● STATED GOAL
Give every line of the entries below as a Markdown table with two columns, No. and Line, numbering the rows in order and leaving out blank lines.

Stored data
* * * * *

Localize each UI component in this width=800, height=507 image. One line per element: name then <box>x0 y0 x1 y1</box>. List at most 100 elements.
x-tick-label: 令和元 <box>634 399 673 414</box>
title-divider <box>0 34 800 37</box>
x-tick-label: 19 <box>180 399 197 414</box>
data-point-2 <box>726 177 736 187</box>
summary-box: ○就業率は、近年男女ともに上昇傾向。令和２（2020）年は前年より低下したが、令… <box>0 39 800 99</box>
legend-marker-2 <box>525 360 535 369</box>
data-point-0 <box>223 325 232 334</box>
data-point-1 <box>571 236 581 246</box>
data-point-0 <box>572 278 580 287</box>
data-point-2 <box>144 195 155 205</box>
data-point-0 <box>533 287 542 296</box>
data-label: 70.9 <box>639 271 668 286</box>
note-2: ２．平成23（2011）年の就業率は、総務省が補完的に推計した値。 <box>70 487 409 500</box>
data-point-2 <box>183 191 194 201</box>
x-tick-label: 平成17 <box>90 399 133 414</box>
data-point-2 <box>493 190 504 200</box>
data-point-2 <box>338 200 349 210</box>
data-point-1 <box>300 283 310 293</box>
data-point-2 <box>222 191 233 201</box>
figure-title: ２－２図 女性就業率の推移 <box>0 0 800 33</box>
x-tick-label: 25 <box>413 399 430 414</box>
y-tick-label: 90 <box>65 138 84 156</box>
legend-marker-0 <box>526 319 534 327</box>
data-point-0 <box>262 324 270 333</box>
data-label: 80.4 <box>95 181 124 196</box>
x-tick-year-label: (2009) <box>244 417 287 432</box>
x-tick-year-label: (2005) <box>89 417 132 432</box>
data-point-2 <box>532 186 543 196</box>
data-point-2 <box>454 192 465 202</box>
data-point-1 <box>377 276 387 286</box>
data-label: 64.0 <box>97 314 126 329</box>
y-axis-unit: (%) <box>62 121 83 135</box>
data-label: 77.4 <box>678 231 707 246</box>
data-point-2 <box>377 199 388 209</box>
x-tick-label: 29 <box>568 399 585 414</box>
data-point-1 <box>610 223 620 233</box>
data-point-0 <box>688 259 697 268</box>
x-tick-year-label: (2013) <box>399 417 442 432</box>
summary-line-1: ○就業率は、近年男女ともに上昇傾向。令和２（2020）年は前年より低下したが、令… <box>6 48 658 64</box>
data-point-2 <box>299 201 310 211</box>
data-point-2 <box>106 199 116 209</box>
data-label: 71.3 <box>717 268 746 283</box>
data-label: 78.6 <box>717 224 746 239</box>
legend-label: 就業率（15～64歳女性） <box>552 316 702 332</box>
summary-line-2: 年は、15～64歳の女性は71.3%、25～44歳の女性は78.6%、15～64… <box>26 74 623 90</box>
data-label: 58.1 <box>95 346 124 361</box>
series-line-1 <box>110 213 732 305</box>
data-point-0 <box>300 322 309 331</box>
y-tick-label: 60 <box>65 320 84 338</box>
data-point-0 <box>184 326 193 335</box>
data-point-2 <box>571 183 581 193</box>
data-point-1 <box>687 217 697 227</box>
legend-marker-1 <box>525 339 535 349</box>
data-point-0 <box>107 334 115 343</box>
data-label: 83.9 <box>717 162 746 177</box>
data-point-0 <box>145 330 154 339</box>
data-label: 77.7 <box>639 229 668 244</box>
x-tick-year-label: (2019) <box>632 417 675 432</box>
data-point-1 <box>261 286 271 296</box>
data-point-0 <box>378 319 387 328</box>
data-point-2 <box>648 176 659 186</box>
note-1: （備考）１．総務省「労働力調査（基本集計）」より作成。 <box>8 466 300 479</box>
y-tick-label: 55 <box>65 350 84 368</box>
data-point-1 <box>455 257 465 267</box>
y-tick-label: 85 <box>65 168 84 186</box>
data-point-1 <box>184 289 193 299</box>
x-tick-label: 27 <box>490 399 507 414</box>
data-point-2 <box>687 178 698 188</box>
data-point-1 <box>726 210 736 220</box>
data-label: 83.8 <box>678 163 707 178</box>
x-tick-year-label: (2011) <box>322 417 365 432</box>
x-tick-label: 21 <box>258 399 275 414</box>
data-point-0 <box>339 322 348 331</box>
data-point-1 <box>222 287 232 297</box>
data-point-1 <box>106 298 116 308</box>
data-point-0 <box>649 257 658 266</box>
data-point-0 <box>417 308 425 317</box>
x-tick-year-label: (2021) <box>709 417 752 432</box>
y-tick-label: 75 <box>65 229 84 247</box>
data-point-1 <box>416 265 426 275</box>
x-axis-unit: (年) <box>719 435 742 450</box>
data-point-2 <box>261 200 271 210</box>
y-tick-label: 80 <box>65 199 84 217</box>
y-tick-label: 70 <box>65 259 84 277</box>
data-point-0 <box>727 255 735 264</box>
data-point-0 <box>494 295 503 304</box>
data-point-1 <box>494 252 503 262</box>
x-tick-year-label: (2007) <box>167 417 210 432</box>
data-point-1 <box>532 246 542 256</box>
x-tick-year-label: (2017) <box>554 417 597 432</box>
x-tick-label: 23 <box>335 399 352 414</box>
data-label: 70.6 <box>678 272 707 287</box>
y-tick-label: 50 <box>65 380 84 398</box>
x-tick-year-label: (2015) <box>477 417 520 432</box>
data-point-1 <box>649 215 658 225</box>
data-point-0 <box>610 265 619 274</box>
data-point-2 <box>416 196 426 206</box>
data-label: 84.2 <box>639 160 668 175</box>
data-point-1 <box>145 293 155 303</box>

* * * * *

● RESULT
| No. | Line |
|---|---|
| 1 | Localize each UI component in this width=800, height=507 image. One line per element: name then <box>x0 y0 x1 y1</box>. List at most 100 elements. |
| 2 | x-tick-label: 令和元 <box>634 399 673 414</box> |
| 3 | title-divider <box>0 34 800 37</box> |
| 4 | x-tick-label: 19 <box>180 399 197 414</box> |
| 5 | data-point-2 <box>726 177 736 187</box> |
| 6 | summary-box: ○就業率は、近年男女ともに上昇傾向。令和２（2020）年は前年より低下したが、令… <box>0 39 800 99</box> |
| 7 | legend-marker-2 <box>525 360 535 369</box> |
| 8 | data-point-0 <box>223 325 232 334</box> |
| 9 | data-point-1 <box>571 236 581 246</box> |
| 10 | data-point-0 <box>572 278 580 287</box> |
| 11 | data-point-2 <box>144 195 155 205</box> |
| 12 | data-point-0 <box>533 287 542 296</box> |
| 13 | data-label: 70.9 <box>639 271 668 286</box> |
| 14 | note-2: ２．平成23（2011）年の就業率は、総務省が補完的に推計した値。 <box>70 487 409 500</box> |
| 15 | data-point-2 <box>183 191 194 201</box> |
| 16 | x-tick-label: 平成17 <box>90 399 133 414</box> |
| 17 | data-point-2 <box>493 190 504 200</box> |
| 18 | data-point-2 <box>338 200 349 210</box> |
| 19 | data-point-1 <box>300 283 310 293</box> |
| 20 | data-point-2 <box>222 191 233 201</box> |
| 21 | figure-title: ２－２図 女性就業率の推移 <box>0 0 800 33</box> |
| 22 | x-tick-label: 25 <box>413 399 430 414</box> |
| 23 | y-tick-label: 90 <box>65 138 84 156</box> |
| 24 | legend-marker-0 <box>526 319 534 327</box> |
| 25 | data-point-0 <box>262 324 270 333</box> |
| 26 | data-label: 80.4 <box>95 181 124 196</box> |
| 27 | x-tick-year-label: (2009) <box>244 417 287 432</box> |
| 28 | x-tick-year-label: (2005) <box>89 417 132 432</box> |
| 29 | data-point-2 <box>532 186 543 196</box> |
| 30 | data-point-2 <box>454 192 465 202</box> |
| 31 | data-point-1 <box>377 276 387 286</box> |
| 32 | data-label: 64.0 <box>97 314 126 329</box> |
| 33 | y-axis-unit: (%) <box>62 121 83 135</box> |
| 34 | data-label: 77.4 <box>678 231 707 246</box> |
| 35 | data-point-2 <box>377 199 388 209</box> |
| 36 | x-tick-label: 29 <box>568 399 585 414</box> |
| 37 | data-point-1 <box>610 223 620 233</box> |
| 38 | data-point-0 <box>688 259 697 268</box> |
| 39 | x-tick-year-label: (2013) <box>399 417 442 432</box> |
| 40 | summary-line-1: ○就業率は、近年男女ともに上昇傾向。令和２（2020）年は前年より低下したが、令… <box>6 48 658 64</box> |
| 41 | data-point-2 <box>299 201 310 211</box> |
| 42 | data-point-2 <box>106 199 116 209</box> |
| 43 | data-label: 71.3 <box>717 268 746 283</box> |
| 44 | data-label: 78.6 <box>717 224 746 239</box> |
| 45 | legend-label: 就業率（15～64歳女性） <box>552 316 702 332</box> |
| 46 | summary-line-2: 年は、15～64歳の女性は71.3%、25～44歳の女性は78.6%、15～64… <box>26 74 623 90</box> |
| 47 | data-label: 58.1 <box>95 346 124 361</box> |
| 48 | series-line-1 <box>110 213 732 305</box> |
| 49 | data-point-0 <box>300 322 309 331</box> |
| 50 | y-tick-label: 60 <box>65 320 84 338</box> |
| 51 | data-point-0 <box>184 326 193 335</box> |
| 52 | data-point-2 <box>571 183 581 193</box> |
| 53 | data-point-1 <box>687 217 697 227</box> |
| 54 | legend-marker-1 <box>525 339 535 349</box> |
| 55 | data-point-0 <box>107 334 115 343</box> |
| 56 | data-label: 83.9 <box>717 162 746 177</box> |
| 57 | data-point-0 <box>145 330 154 339</box> |
| 58 | data-label: 77.7 <box>639 229 668 244</box> |
| 59 | x-tick-year-label: (2019) <box>632 417 675 432</box> |
| 60 | data-point-1 <box>261 286 271 296</box> |
| 61 | data-point-0 <box>378 319 387 328</box> |
| 62 | data-point-2 <box>648 176 659 186</box> |
| 63 | note-1: （備考）１．総務省「労働力調査（基本集計）」より作成。 <box>8 466 300 479</box> |
| 64 | y-tick-label: 55 <box>65 350 84 368</box> |
| 65 | data-point-1 <box>455 257 465 267</box> |
| 66 | y-tick-label: 85 <box>65 168 84 186</box> |
| 67 | data-point-1 <box>184 289 193 299</box> |
| 68 | x-tick-label: 27 <box>490 399 507 414</box> |
| 69 | data-point-2 <box>687 178 698 188</box> |
| 70 | data-point-1 <box>726 210 736 220</box> |
| 71 | data-label: 83.8 <box>678 163 707 178</box> |
| 72 | x-tick-year-label: (2011) <box>322 417 365 432</box> |
| 73 | x-tick-label: 21 <box>258 399 275 414</box> |
| 74 | data-point-0 <box>339 322 348 331</box> |
| 75 | data-point-1 <box>222 287 232 297</box> |
| 76 | data-point-1 <box>106 298 116 308</box> |
| 77 | data-point-0 <box>649 257 658 266</box> |
| 78 | data-point-0 <box>417 308 425 317</box> |
| 79 | x-tick-year-label: (2021) <box>709 417 752 432</box> |
| 80 | y-tick-label: 75 <box>65 229 84 247</box> |
| 81 | data-point-1 <box>416 265 426 275</box> |
| 82 | x-axis-unit: (年) <box>719 435 742 450</box> |
| 83 | data-point-2 <box>261 200 271 210</box> |
| 84 | y-tick-label: 80 <box>65 199 84 217</box> |
| 85 | y-tick-label: 70 <box>65 259 84 277</box> |
| 86 | data-point-0 <box>727 255 735 264</box> |
| 87 | data-point-0 <box>494 295 503 304</box> |
| 88 | data-point-1 <box>494 252 503 262</box> |
| 89 | x-tick-year-label: (2007) <box>167 417 210 432</box> |
| 90 | data-point-1 <box>532 246 542 256</box> |
| 91 | x-tick-year-label: (2017) <box>554 417 597 432</box> |
| 92 | x-tick-label: 23 <box>335 399 352 414</box> |
| 93 | data-label: 70.6 <box>678 272 707 287</box> |
| 94 | y-tick-label: 50 <box>65 380 84 398</box> |
| 95 | x-tick-year-label: (2015) <box>477 417 520 432</box> |
| 96 | data-point-1 <box>649 215 658 225</box> |
| 97 | data-point-0 <box>610 265 619 274</box> |
| 98 | data-point-2 <box>416 196 426 206</box> |
| 99 | data-label: 84.2 <box>639 160 668 175</box> |
| 100 | data-point-1 <box>145 293 155 303</box> |